*Stated exercise*
Write out the listing below again, precisely as it is given.

*Given records*
+++

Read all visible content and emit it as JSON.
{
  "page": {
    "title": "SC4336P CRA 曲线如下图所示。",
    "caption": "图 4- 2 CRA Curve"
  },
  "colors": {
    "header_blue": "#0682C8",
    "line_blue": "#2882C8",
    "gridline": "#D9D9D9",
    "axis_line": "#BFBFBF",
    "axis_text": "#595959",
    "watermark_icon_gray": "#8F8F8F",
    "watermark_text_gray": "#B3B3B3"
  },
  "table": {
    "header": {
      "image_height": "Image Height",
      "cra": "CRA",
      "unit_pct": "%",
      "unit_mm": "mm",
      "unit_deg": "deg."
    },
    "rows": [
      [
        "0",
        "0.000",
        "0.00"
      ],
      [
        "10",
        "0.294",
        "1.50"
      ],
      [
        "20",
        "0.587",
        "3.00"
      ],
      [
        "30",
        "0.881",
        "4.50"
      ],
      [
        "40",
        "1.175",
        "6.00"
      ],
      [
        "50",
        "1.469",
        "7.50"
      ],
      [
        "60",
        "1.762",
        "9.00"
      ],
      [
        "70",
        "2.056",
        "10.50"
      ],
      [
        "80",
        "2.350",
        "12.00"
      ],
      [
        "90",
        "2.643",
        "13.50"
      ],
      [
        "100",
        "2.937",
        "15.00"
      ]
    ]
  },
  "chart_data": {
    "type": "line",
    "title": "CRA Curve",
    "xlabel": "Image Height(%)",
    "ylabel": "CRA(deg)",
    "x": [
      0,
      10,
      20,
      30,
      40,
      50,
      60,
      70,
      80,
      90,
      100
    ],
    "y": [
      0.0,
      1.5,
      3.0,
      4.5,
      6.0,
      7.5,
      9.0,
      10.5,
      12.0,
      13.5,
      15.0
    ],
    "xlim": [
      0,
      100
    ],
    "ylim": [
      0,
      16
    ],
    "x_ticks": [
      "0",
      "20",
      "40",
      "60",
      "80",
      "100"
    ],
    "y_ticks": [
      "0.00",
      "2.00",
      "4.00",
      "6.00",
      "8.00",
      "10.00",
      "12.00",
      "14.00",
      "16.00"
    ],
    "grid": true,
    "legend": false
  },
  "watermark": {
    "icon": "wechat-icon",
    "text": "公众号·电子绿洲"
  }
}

+++

*Written solution*
Read all visible content and emit it as JSON.
{
  "page": {
    "title": "SC4336P CRA 曲线如下图所示。",
    "caption": "图 4- 2 CRA Curve"
  },
  "colors": {
    "header_blue": "#0682C8",
    "line_blue": "#2882C8",
    "gridline": "#D9D9D9",
    "axis_line": "#BFBFBF",
    "axis_text": "#595959",
    "watermark_icon_gray": "#8F8F8F",
    "watermark_text_gray": "#B3B3B3"
  },
  "table": {
    "header": {
      "image_height": "Image Height",
      "cra": "CRA",
      "unit_pct": "%",
      "unit_mm": "mm",
      "unit_deg": "deg."
    },
    "rows": [
      [
        "0",
        "0.000",
        "0.00"
      ],
      [
        "10",
        "0.294",
        "1.50"
      ],
      [
        "20",
        "0.587",
        "3.00"
      ],
      [
        "30",
        "0.881",
        "4.50"
      ],
      [
        "40",
        "1.175",
        "6.00"
      ],
      [
        "50",
        "1.469",
        "7.50"
      ],
      [
        "60",
        "1.762",
        "9.00"
      ],
      [
        "70",
        "2.056",
        "10.50"
      ],
      [
        "80",
        "2.350",
        "12.00"
      ],
      [
        "90",
        "2.643",
        "13.50"
      ],
      [
        "100",
        "2.937",
        "15.00"
      ]
    ]
  },
  "chart_data": {
    "type": "line",
    "title": "CRA Curve",
    "xlabel": "Image Height(%)",
    "ylabel": "CRA(deg)",
    "x": [
      0,
      10,
      20,
      30,
      40,
      50,
      60,
      70,
      80,
      90,
      100
    ],
    "y": [
      0.0,
      1.5,
      3.0,
      4.5,
      6.0,
      7.5,
      9.0,
      10.5,
      12.0,
      13.5,
      15.0
    ],
    "xlim": [
      0,
      100
    ],
    "ylim": [
      0,
      16
    ],
    "x_ticks": [
      "0",
      "20",
      "40",
      "60",
      "80",
      "100"
    ],
    "y_ticks": [
      "0.00",
      "2.00",
      "4.00",
      "6.00",
      "8.00",
      "10.00",
      "12.00",
      "14.00",
      "16.00"
    ],
    "grid": true,
    "legend": false
  },
  "watermark": {
    "icon": "wechat-icon",
    "text": "公众号·电子绿洲"
  }
}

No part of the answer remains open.